GIVEN DATA:
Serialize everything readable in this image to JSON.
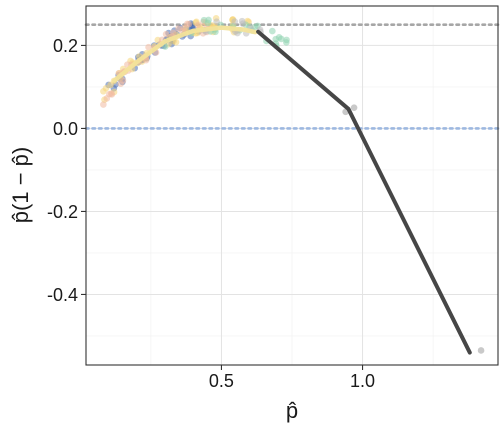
{
  "chart_data": {
    "type": "scatter",
    "xlabel": "p̂",
    "ylabel": "p̂(1 − p̂)",
    "xlim": [
      0.02,
      1.48
    ],
    "ylim": [
      -0.57,
      0.295
    ],
    "x_ticks": [
      0.5,
      1.0
    ],
    "x_tick_labels": [
      "0.5",
      "1.0"
    ],
    "y_ticks": [
      0.2,
      0.0,
      -0.2,
      -0.4
    ],
    "y_tick_labels": [
      "0.2",
      "0.0",
      "-0.2",
      "-0.4"
    ],
    "grid": true,
    "reference_lines": [
      {
        "y": 0.25,
        "style": "dotted",
        "color": "#a6a6a6"
      },
      {
        "y": 0.0,
        "style": "dotted",
        "color": "#9db8e0"
      }
    ],
    "line_series": {
      "color": "#464646",
      "points": [
        [
          0.63,
          0.233
        ],
        [
          0.95,
          0.047
        ],
        [
          1.38,
          -0.54
        ]
      ]
    },
    "smooth_curve": {
      "color": "#f3e39a",
      "points": [
        [
          0.12,
          0.115
        ],
        [
          0.2,
          0.16
        ],
        [
          0.3,
          0.21
        ],
        [
          0.4,
          0.235
        ],
        [
          0.5,
          0.243
        ],
        [
          0.58,
          0.238
        ],
        [
          0.62,
          0.232
        ]
      ]
    },
    "point_clusters": [
      {
        "color": "#4a6fb5",
        "x_range": [
          0.1,
          0.42
        ],
        "count": 45
      },
      {
        "color": "#f5d67a",
        "x_range": [
          0.08,
          0.6
        ],
        "count": 55
      },
      {
        "color": "#f0b9a0",
        "x_range": [
          0.08,
          0.45
        ],
        "count": 35
      },
      {
        "color": "#8fd3b0",
        "x_range": [
          0.3,
          0.75
        ],
        "count": 25
      },
      {
        "color": "#bcbcbc",
        "x_range": [
          0.4,
          0.65
        ],
        "count": 12
      }
    ],
    "outlier_points": [
      {
        "x": 0.94,
        "y": 0.04,
        "color": "#bcbcbc"
      },
      {
        "x": 0.97,
        "y": 0.05,
        "color": "#bcbcbc"
      },
      {
        "x": 1.42,
        "y": -0.535,
        "color": "#bcbcbc"
      }
    ]
  }
}
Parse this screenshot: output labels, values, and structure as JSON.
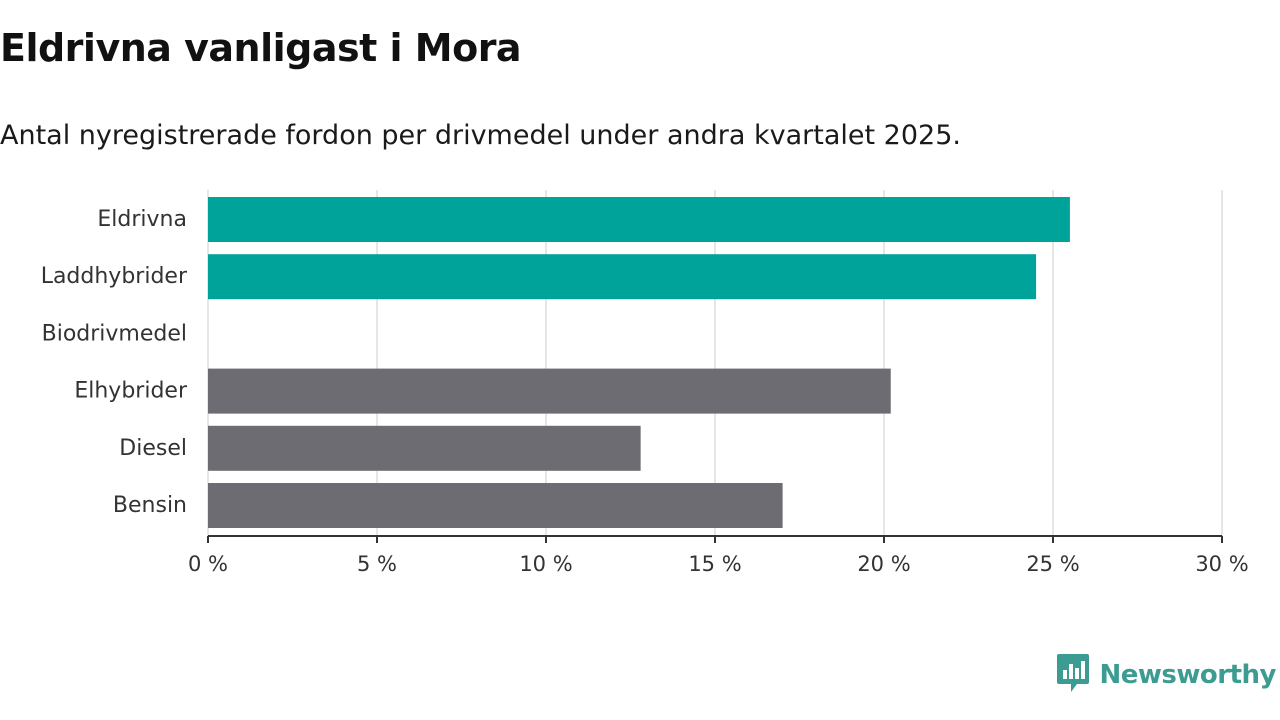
{
  "title": "Eldrivna vanligast i Mora",
  "subtitle": "Antal nyregistrerade fordon per drivmedel under andra kvartalet 2025.",
  "brand": {
    "name": "Newsworthy",
    "color": "#3d9c92",
    "icon": "newsworthy-logo-icon"
  },
  "colors": {
    "highlight": "#00a39a",
    "default": "#6d6c72",
    "grid": "#dddddd",
    "axis": "#333333"
  },
  "chart_data": {
    "type": "bar",
    "orientation": "horizontal",
    "categories": [
      "Eldrivna",
      "Laddhybrider",
      "Biodrivmedel",
      "Elhybrider",
      "Diesel",
      "Bensin"
    ],
    "values": [
      25.5,
      24.5,
      0,
      20.2,
      12.8,
      17.0
    ],
    "highlight": [
      true,
      true,
      false,
      false,
      false,
      false
    ],
    "unit": "%",
    "xlim": [
      0,
      30
    ],
    "ticks": [
      0,
      5,
      10,
      15,
      20,
      25,
      30
    ],
    "tick_labels": [
      "0 %",
      "5 %",
      "10 %",
      "15 %",
      "20 %",
      "25 %",
      "30 %"
    ],
    "grid": "vertical",
    "legend": "none"
  }
}
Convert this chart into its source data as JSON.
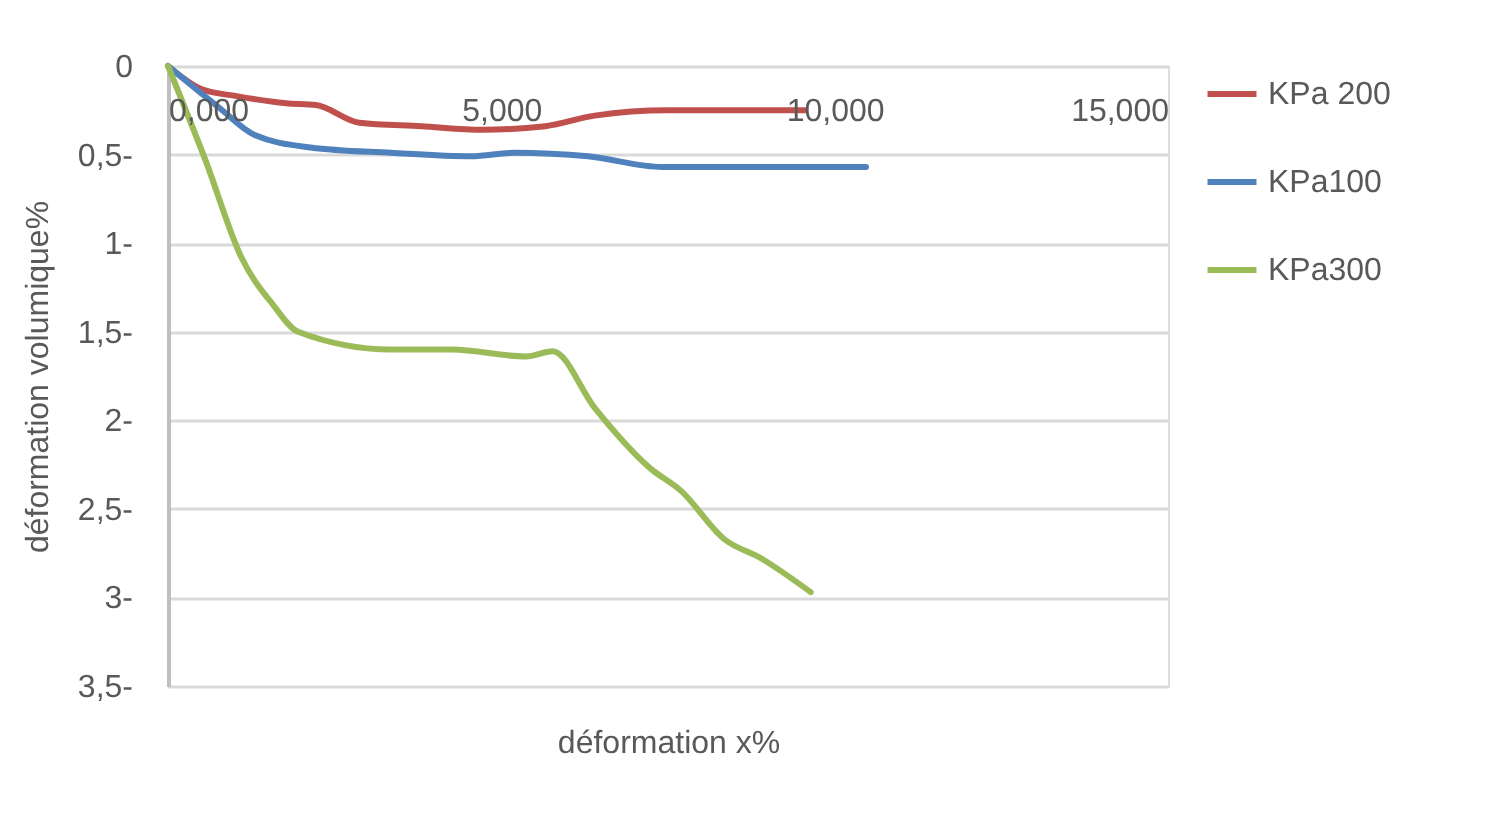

CHALLENGE: Search the lines above for the string "Eldrivna" and copy each line that has it.

ANSWER TO THIS EXERCISE:
  "title": "Eldrivna vanligast i Mora",
      "Eldrivna",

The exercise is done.